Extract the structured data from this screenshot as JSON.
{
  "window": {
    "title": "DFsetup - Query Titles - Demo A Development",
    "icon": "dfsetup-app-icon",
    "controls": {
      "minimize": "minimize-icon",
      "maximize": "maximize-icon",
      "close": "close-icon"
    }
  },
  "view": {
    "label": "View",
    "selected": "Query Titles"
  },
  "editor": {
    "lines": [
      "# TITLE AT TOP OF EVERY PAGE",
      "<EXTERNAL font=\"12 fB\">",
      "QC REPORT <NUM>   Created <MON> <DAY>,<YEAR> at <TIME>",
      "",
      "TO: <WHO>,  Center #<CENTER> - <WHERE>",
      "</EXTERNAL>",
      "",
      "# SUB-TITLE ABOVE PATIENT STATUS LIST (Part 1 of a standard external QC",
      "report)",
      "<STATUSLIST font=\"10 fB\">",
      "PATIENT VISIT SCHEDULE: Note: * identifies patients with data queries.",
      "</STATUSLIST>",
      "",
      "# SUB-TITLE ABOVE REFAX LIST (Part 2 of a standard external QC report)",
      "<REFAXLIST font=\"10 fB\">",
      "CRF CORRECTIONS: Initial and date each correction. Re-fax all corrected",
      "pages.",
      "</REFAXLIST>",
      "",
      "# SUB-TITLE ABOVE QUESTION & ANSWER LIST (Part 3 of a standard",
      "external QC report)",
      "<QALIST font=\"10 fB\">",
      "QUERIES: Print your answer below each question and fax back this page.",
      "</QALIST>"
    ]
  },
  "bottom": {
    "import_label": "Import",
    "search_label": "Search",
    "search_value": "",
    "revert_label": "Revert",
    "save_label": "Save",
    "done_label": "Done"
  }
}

————

Nothing in the records may be left out; reproduce them exactly.

▸ **Answer**:
Extract the structured data from this screenshot as JSON.
{
  "window": {
    "title": "DFsetup - Query Titles - Demo A Development",
    "icon": "dfsetup-app-icon",
    "controls": {
      "minimize": "minimize-icon",
      "maximize": "maximize-icon",
      "close": "close-icon"
    }
  },
  "view": {
    "label": "View",
    "selected": "Query Titles"
  },
  "editor": {
    "lines": [
      "# TITLE AT TOP OF EVERY PAGE",
      "<EXTERNAL font=\"12 fB\">",
      "QC REPORT <NUM>   Created <MON> <DAY>,<YEAR> at <TIME>",
      "",
      "TO: <WHO>,  Center #<CENTER> - <WHERE>",
      "</EXTERNAL>",
      "",
      "# SUB-TITLE ABOVE PATIENT STATUS LIST (Part 1 of a standard external QC",
      "report)",
      "<STATUSLIST font=\"10 fB\">",
      "PATIENT VISIT SCHEDULE: Note: * identifies patients with data queries.",
      "</STATUSLIST>",
      "",
      "# SUB-TITLE ABOVE REFAX LIST (Part 2 of a standard external QC report)",
      "<REFAXLIST font=\"10 fB\">",
      "CRF CORRECTIONS: Initial and date each correction. Re-fax all corrected",
      "pages.",
      "</REFAXLIST>",
      "",
      "# SUB-TITLE ABOVE QUESTION & ANSWER LIST (Part 3 of a standard",
      "external QC report)",
      "<QALIST font=\"10 fB\">",
      "QUERIES: Print your answer below each question and fax back this page.",
      "</QALIST>"
    ]
  },
  "bottom": {
    "import_label": "Import",
    "search_label": "Search",
    "search_value": "",
    "revert_label": "Revert",
    "save_label": "Save",
    "done_label": "Done"
  }
}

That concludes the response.